Challenge: Gather each line containing the string "Segura" from these entries.

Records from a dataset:

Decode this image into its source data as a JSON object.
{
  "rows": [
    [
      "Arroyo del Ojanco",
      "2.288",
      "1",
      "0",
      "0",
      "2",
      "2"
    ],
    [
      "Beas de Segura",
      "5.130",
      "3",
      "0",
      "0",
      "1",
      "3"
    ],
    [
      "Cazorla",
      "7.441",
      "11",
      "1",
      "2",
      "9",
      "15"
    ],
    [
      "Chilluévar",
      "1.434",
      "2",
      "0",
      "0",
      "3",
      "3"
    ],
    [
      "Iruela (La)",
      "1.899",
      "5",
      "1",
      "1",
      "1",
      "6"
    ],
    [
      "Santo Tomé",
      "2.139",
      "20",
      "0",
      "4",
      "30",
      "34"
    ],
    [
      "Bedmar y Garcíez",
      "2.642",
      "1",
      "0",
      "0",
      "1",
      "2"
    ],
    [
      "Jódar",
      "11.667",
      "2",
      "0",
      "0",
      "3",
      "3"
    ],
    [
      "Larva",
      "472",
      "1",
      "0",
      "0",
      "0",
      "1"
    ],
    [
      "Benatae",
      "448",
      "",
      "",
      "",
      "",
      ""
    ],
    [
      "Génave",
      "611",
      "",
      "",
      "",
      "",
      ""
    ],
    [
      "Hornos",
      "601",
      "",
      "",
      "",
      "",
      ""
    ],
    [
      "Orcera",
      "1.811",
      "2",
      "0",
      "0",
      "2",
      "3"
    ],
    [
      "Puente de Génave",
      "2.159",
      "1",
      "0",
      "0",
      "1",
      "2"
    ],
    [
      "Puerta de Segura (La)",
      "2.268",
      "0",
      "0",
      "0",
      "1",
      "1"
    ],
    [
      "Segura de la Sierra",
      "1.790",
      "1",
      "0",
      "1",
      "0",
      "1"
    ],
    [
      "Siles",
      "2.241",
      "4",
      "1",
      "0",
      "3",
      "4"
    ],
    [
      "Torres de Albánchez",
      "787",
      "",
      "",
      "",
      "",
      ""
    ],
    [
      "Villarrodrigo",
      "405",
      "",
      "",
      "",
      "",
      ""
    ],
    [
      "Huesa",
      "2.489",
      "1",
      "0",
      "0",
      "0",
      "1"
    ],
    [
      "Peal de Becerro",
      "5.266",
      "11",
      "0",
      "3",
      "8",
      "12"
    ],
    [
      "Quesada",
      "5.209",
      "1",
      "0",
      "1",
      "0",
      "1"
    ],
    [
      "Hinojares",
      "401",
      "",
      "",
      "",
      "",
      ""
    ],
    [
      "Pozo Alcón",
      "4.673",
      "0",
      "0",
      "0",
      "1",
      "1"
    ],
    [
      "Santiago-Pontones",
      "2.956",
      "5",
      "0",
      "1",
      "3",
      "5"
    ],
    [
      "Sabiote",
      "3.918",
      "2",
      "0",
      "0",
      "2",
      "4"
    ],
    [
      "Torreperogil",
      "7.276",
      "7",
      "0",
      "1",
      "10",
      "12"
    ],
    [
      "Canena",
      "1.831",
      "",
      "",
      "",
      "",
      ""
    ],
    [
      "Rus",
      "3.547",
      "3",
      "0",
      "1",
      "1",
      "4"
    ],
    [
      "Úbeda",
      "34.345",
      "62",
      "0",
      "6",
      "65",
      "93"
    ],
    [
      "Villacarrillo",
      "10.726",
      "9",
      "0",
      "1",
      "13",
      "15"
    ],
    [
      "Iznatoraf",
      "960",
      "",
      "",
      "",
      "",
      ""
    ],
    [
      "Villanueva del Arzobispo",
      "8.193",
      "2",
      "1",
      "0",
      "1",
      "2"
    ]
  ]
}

Correct result:
      "Beas de Segura",
      "Puerta de Segura (La)",
      "Segura de la Sierra",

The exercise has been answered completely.